> **WHAT YOU HAVE TO DO**
Which lines of the records contain "from"? Collect every one of them.

> **DATASET CONTENT**
-------
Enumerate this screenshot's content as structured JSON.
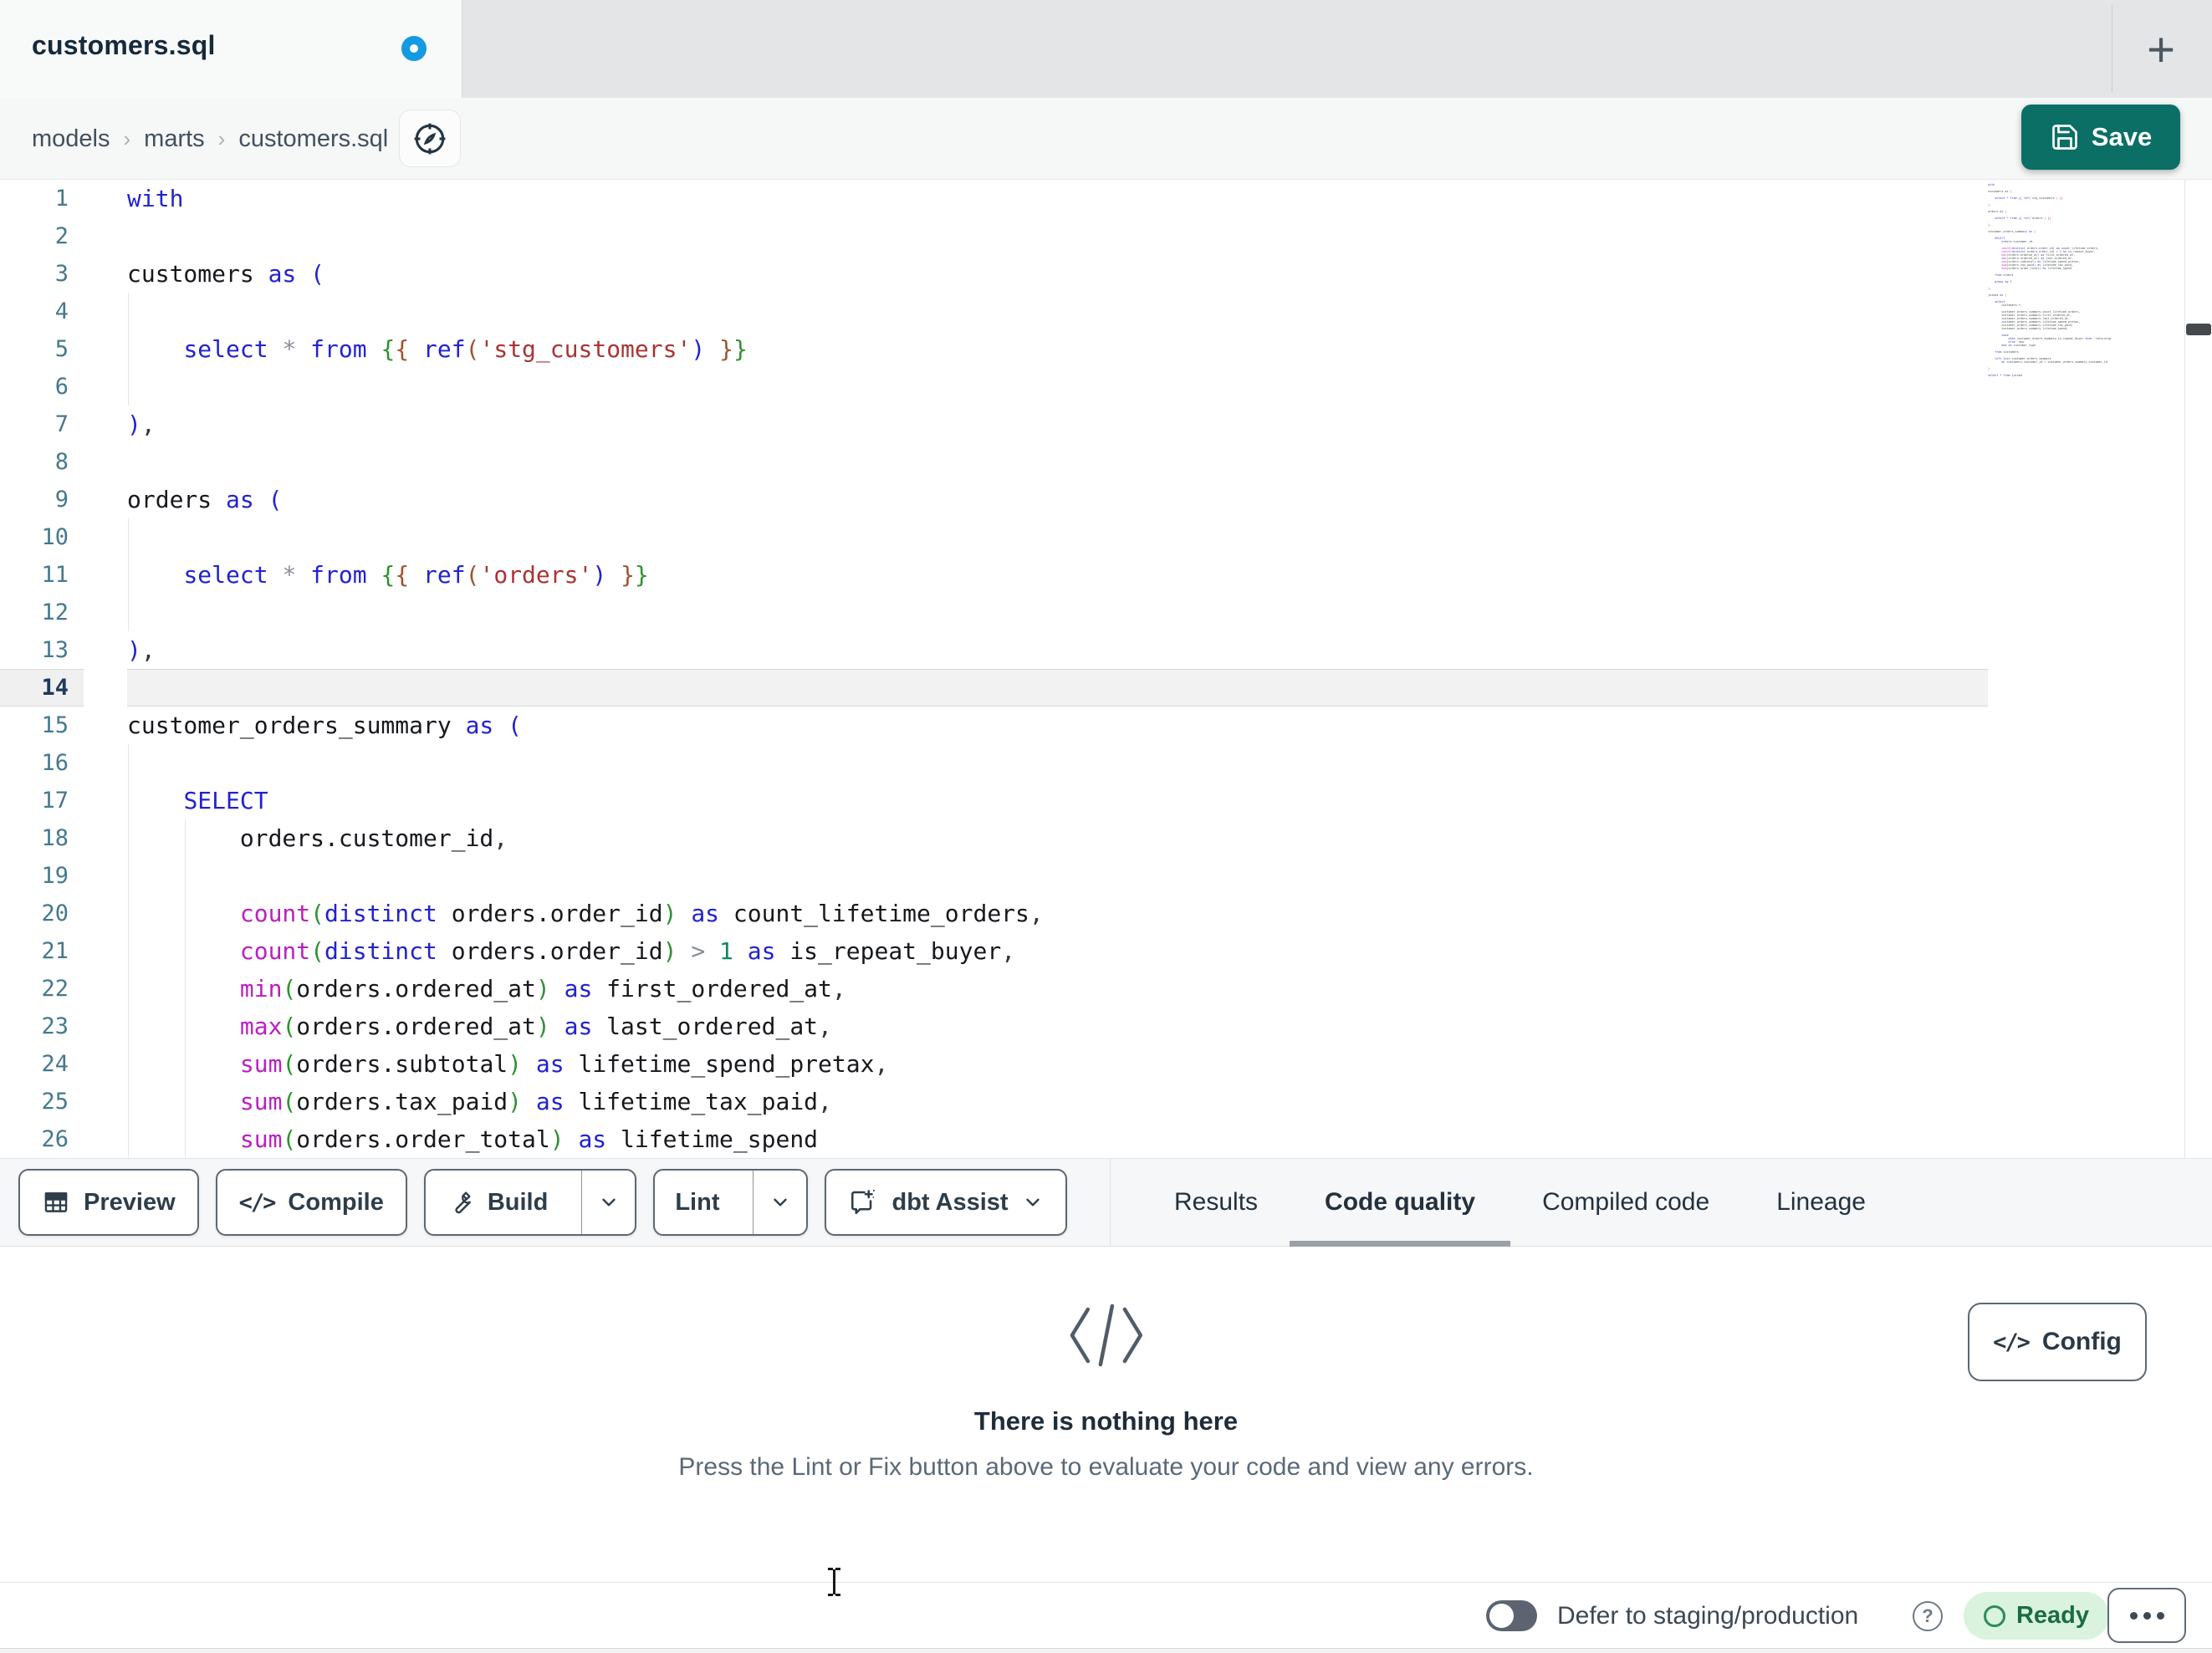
{
  "window": {
    "tab_title": "customers.sql",
    "new_tab_label": "+",
    "unsaved_indicator": true
  },
  "breadcrumb": {
    "items": [
      "models",
      "marts",
      "customers.sql"
    ],
    "separator": "›"
  },
  "header": {
    "save_label": "Save"
  },
  "editor": {
    "active_line": 14,
    "lines": [
      {
        "n": 1,
        "tokens": [
          [
            "kw",
            "with"
          ]
        ]
      },
      {
        "n": 2,
        "tokens": []
      },
      {
        "n": 3,
        "tokens": [
          [
            "id",
            "customers "
          ],
          [
            "kw",
            "as"
          ],
          [
            "id",
            " "
          ],
          [
            "pk",
            "("
          ]
        ]
      },
      {
        "n": 4,
        "guides": [
          0
        ],
        "tokens": []
      },
      {
        "n": 5,
        "guides": [
          0
        ],
        "tokens": [
          [
            "id",
            "    "
          ],
          [
            "kw",
            "select"
          ],
          [
            "id",
            " "
          ],
          [
            "op",
            "*"
          ],
          [
            "id",
            " "
          ],
          [
            "kw",
            "from"
          ],
          [
            "id",
            " "
          ],
          [
            "pg",
            "{"
          ],
          [
            "pb",
            "{"
          ],
          [
            "id",
            " "
          ],
          [
            "kw",
            "ref"
          ],
          [
            "pb",
            "("
          ],
          [
            "str",
            "'stg_customers'"
          ],
          [
            "pk",
            ")"
          ],
          [
            "id",
            " "
          ],
          [
            "pb",
            "}"
          ],
          [
            "pg",
            "}"
          ]
        ]
      },
      {
        "n": 6,
        "guides": [
          0
        ],
        "tokens": []
      },
      {
        "n": 7,
        "tokens": [
          [
            "pk",
            ")"
          ],
          [
            "pun",
            ","
          ]
        ]
      },
      {
        "n": 8,
        "tokens": []
      },
      {
        "n": 9,
        "tokens": [
          [
            "id",
            "orders "
          ],
          [
            "kw",
            "as"
          ],
          [
            "id",
            " "
          ],
          [
            "pk",
            "("
          ]
        ]
      },
      {
        "n": 10,
        "guides": [
          0
        ],
        "tokens": []
      },
      {
        "n": 11,
        "guides": [
          0
        ],
        "tokens": [
          [
            "id",
            "    "
          ],
          [
            "kw",
            "select"
          ],
          [
            "id",
            " "
          ],
          [
            "op",
            "*"
          ],
          [
            "id",
            " "
          ],
          [
            "kw",
            "from"
          ],
          [
            "id",
            " "
          ],
          [
            "pg",
            "{"
          ],
          [
            "pb",
            "{"
          ],
          [
            "id",
            " "
          ],
          [
            "kw",
            "ref"
          ],
          [
            "pb",
            "("
          ],
          [
            "str",
            "'orders'"
          ],
          [
            "pk",
            ")"
          ],
          [
            "id",
            " "
          ],
          [
            "pb",
            "}"
          ],
          [
            "pg",
            "}"
          ]
        ]
      },
      {
        "n": 12,
        "guides": [
          0
        ],
        "tokens": []
      },
      {
        "n": 13,
        "tokens": [
          [
            "pk",
            ")"
          ],
          [
            "pun",
            ","
          ]
        ]
      },
      {
        "n": 14,
        "tokens": []
      },
      {
        "n": 15,
        "tokens": [
          [
            "id",
            "customer_orders_summary "
          ],
          [
            "kw",
            "as"
          ],
          [
            "id",
            " "
          ],
          [
            "pk",
            "("
          ]
        ]
      },
      {
        "n": 16,
        "guides": [
          0
        ],
        "tokens": []
      },
      {
        "n": 17,
        "guides": [
          0
        ],
        "tokens": [
          [
            "id",
            "    "
          ],
          [
            "kw",
            "SELECT"
          ]
        ]
      },
      {
        "n": 18,
        "guides": [
          0,
          1
        ],
        "tokens": [
          [
            "id",
            "        orders.customer_id"
          ],
          [
            "pun",
            ","
          ]
        ]
      },
      {
        "n": 19,
        "guides": [
          0,
          1
        ],
        "tokens": []
      },
      {
        "n": 20,
        "guides": [
          0,
          1
        ],
        "tokens": [
          [
            "id",
            "        "
          ],
          [
            "fn",
            "count"
          ],
          [
            "pg",
            "("
          ],
          [
            "kw",
            "distinct"
          ],
          [
            "id",
            " orders.order_id"
          ],
          [
            "pg",
            ")"
          ],
          [
            "id",
            " "
          ],
          [
            "kw",
            "as"
          ],
          [
            "id",
            " count_lifetime_orders"
          ],
          [
            "pun",
            ","
          ]
        ]
      },
      {
        "n": 21,
        "guides": [
          0,
          1
        ],
        "tokens": [
          [
            "id",
            "        "
          ],
          [
            "fn",
            "count"
          ],
          [
            "pg",
            "("
          ],
          [
            "kw",
            "distinct"
          ],
          [
            "id",
            " orders.order_id"
          ],
          [
            "pg",
            ")"
          ],
          [
            "id",
            " "
          ],
          [
            "op",
            ">"
          ],
          [
            "id",
            " "
          ],
          [
            "num",
            "1"
          ],
          [
            "id",
            " "
          ],
          [
            "kw",
            "as"
          ],
          [
            "id",
            " is_repeat_buyer"
          ],
          [
            "pun",
            ","
          ]
        ]
      },
      {
        "n": 22,
        "guides": [
          0,
          1
        ],
        "tokens": [
          [
            "id",
            "        "
          ],
          [
            "fn",
            "min"
          ],
          [
            "pg",
            "("
          ],
          [
            "id",
            "orders.ordered_at"
          ],
          [
            "pg",
            ")"
          ],
          [
            "id",
            " "
          ],
          [
            "kw",
            "as"
          ],
          [
            "id",
            " first_ordered_at"
          ],
          [
            "pun",
            ","
          ]
        ]
      },
      {
        "n": 23,
        "guides": [
          0,
          1
        ],
        "tokens": [
          [
            "id",
            "        "
          ],
          [
            "fn",
            "max"
          ],
          [
            "pg",
            "("
          ],
          [
            "id",
            "orders.ordered_at"
          ],
          [
            "pg",
            ")"
          ],
          [
            "id",
            " "
          ],
          [
            "kw",
            "as"
          ],
          [
            "id",
            " last_ordered_at"
          ],
          [
            "pun",
            ","
          ]
        ]
      },
      {
        "n": 24,
        "guides": [
          0,
          1
        ],
        "tokens": [
          [
            "id",
            "        "
          ],
          [
            "fn",
            "sum"
          ],
          [
            "pg",
            "("
          ],
          [
            "id",
            "orders.subtotal"
          ],
          [
            "pg",
            ")"
          ],
          [
            "id",
            " "
          ],
          [
            "kw",
            "as"
          ],
          [
            "id",
            " lifetime_spend_pretax"
          ],
          [
            "pun",
            ","
          ]
        ]
      },
      {
        "n": 25,
        "guides": [
          0,
          1
        ],
        "tokens": [
          [
            "id",
            "        "
          ],
          [
            "fn",
            "sum"
          ],
          [
            "pg",
            "("
          ],
          [
            "id",
            "orders.tax_paid"
          ],
          [
            "pg",
            ")"
          ],
          [
            "id",
            " "
          ],
          [
            "kw",
            "as"
          ],
          [
            "id",
            " lifetime_tax_paid"
          ],
          [
            "pun",
            ","
          ]
        ]
      },
      {
        "n": 26,
        "guides": [
          0,
          1
        ],
        "tokens": [
          [
            "id",
            "        "
          ],
          [
            "fn",
            "sum"
          ],
          [
            "pg",
            "("
          ],
          [
            "id",
            "orders.order_total"
          ],
          [
            "pg",
            ")"
          ],
          [
            "id",
            " "
          ],
          [
            "kw",
            "as"
          ],
          [
            "id",
            " lifetime_spend"
          ]
        ]
      }
    ]
  },
  "minimap": {
    "lines": [
      "with",
      "",
      "customers as (",
      "",
      "    select * from {{ ref('stg_customers') }}",
      "",
      "),",
      "",
      "orders as (",
      "",
      "    select * from {{ ref('orders') }}",
      "",
      "),",
      "",
      "customer_orders_summary as (",
      "",
      "    SELECT",
      "        orders.customer_id,",
      "",
      "        count(distinct orders.order_id) as count_lifetime_orders,",
      "        count(distinct orders.order_id) > 1 as is_repeat_buyer,",
      "        min(orders.ordered_at) as first_ordered_at,",
      "        max(orders.ordered_at) as last_ordered_at,",
      "        sum(orders.subtotal) as lifetime_spend_pretax,",
      "        sum(orders.tax_paid) as lifetime_tax_paid,",
      "        sum(orders.order_total) as lifetime_spend",
      "",
      "    from orders",
      "",
      "    group by 1",
      "",
      "),",
      "",
      "joined as (",
      "",
      "    select",
      "        customers.*,",
      "",
      "        customer_orders_summary.count_lifetime_orders,",
      "        customer_orders_summary.first_ordered_at,",
      "        customer_orders_summary.last_ordered_at,",
      "        customer_orders_summary.lifetime_spend_pretax,",
      "        customer_orders_summary.lifetime_tax_paid,",
      "        customer_orders_summary.lifetime_spend,",
      "",
      "        case",
      "            when customer_orders_summary.is_repeat_buyer then 'returning'",
      "            else 'new'",
      "        end as customer_type",
      "",
      "    from customers",
      "",
      "    left join customer_orders_summary",
      "        on customers.customer_id = customer_orders_summary.customer_id",
      "",
      ")",
      "",
      "select * from joined"
    ]
  },
  "toolbar": {
    "preview_label": "Preview",
    "compile_label": "Compile",
    "build_label": "Build",
    "lint_label": "Lint",
    "assist_label": "dbt Assist"
  },
  "tabs": [
    {
      "label": "Results",
      "active": false
    },
    {
      "label": "Code quality",
      "active": true
    },
    {
      "label": "Compiled code",
      "active": false
    },
    {
      "label": "Lineage",
      "active": false
    }
  ],
  "panel": {
    "empty_title": "There is nothing here",
    "empty_subtitle": "Press the Lint or Fix button above to evaluate your code and view any errors.",
    "config_label": "Config"
  },
  "status_bar": {
    "defer_label": "Defer to staging/production",
    "help_glyph": "?",
    "ready_label": "Ready",
    "toggle_state": "off"
  },
  "colors": {
    "accent_teal": "#0b6f66",
    "unsaved_dot_blue": "#149ae1",
    "ready_badge_bg": "#d9f3de",
    "ready_badge_text": "#1c6b45",
    "active_tab_underline": "#99a0a7",
    "syntax_keyword": "#2222cf",
    "syntax_function": "#bb1fbf",
    "syntax_string": "#a93434",
    "syntax_paren_green": "#2e9230",
    "syntax_paren_brown": "#a0522d",
    "syntax_number": "#0e8a63",
    "line_number": "#45798c"
  }
}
-------
> **TASK OUTPUT**
            "from"
            "from"
      "    select * from {{ ref('stg_customers') }}",
      "    select * from {{ ref('orders') }}",
      "    from orders",
      "    from customers",
      "select * from joined"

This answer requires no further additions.